Copy out every line of the records where the string "Receiving" occurs.

[Some records]
start

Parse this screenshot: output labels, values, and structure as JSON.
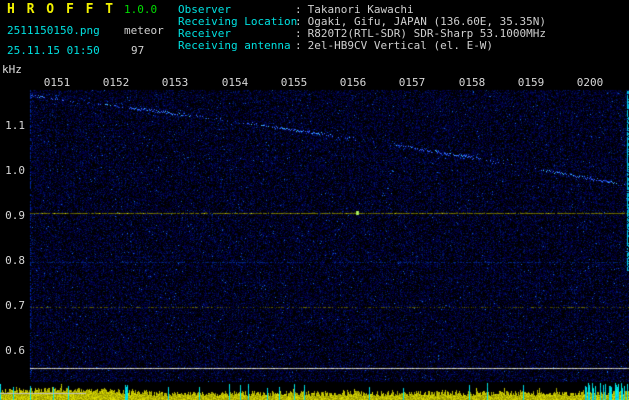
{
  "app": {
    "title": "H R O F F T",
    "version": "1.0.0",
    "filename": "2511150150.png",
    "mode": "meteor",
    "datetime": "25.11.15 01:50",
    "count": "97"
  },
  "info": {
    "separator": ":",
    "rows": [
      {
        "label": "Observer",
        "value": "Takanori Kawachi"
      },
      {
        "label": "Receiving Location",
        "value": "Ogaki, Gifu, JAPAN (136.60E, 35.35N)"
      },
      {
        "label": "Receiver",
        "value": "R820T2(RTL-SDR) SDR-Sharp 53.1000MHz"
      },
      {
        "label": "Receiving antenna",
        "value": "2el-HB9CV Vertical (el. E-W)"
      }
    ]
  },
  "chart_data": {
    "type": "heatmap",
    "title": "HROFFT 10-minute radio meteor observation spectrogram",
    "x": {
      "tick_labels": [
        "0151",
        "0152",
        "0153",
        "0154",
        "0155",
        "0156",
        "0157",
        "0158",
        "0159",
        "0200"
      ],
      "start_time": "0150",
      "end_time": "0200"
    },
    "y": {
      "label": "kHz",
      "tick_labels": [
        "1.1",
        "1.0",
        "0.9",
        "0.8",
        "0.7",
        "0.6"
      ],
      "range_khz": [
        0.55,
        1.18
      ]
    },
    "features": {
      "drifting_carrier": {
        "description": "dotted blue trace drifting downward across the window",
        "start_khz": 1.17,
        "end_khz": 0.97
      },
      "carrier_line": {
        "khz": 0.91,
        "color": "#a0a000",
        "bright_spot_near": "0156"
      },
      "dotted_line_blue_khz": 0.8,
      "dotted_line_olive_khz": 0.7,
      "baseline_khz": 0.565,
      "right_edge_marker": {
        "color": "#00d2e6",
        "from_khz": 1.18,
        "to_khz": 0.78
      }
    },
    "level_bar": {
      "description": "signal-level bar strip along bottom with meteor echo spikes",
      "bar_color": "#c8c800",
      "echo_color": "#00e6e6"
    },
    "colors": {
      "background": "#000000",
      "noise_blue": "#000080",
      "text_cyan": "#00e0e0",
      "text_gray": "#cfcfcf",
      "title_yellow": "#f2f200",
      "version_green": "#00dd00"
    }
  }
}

end
start

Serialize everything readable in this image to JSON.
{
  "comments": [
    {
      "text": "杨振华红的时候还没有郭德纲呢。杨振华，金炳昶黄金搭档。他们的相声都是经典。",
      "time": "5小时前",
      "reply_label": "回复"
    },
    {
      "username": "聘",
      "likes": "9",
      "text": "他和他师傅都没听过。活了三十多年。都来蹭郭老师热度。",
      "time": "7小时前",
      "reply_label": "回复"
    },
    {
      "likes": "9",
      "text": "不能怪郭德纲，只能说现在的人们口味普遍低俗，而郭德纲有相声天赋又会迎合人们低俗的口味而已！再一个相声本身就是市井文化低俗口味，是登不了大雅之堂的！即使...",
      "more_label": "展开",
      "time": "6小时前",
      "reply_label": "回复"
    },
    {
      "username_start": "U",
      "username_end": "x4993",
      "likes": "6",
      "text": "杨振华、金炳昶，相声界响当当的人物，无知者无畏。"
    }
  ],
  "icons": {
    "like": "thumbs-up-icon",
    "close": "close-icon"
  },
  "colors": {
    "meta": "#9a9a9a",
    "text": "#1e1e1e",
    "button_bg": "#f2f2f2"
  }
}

end

**Result for this exercise:**
        "label": "Receiving Location",
        "label": "Receiving antenna",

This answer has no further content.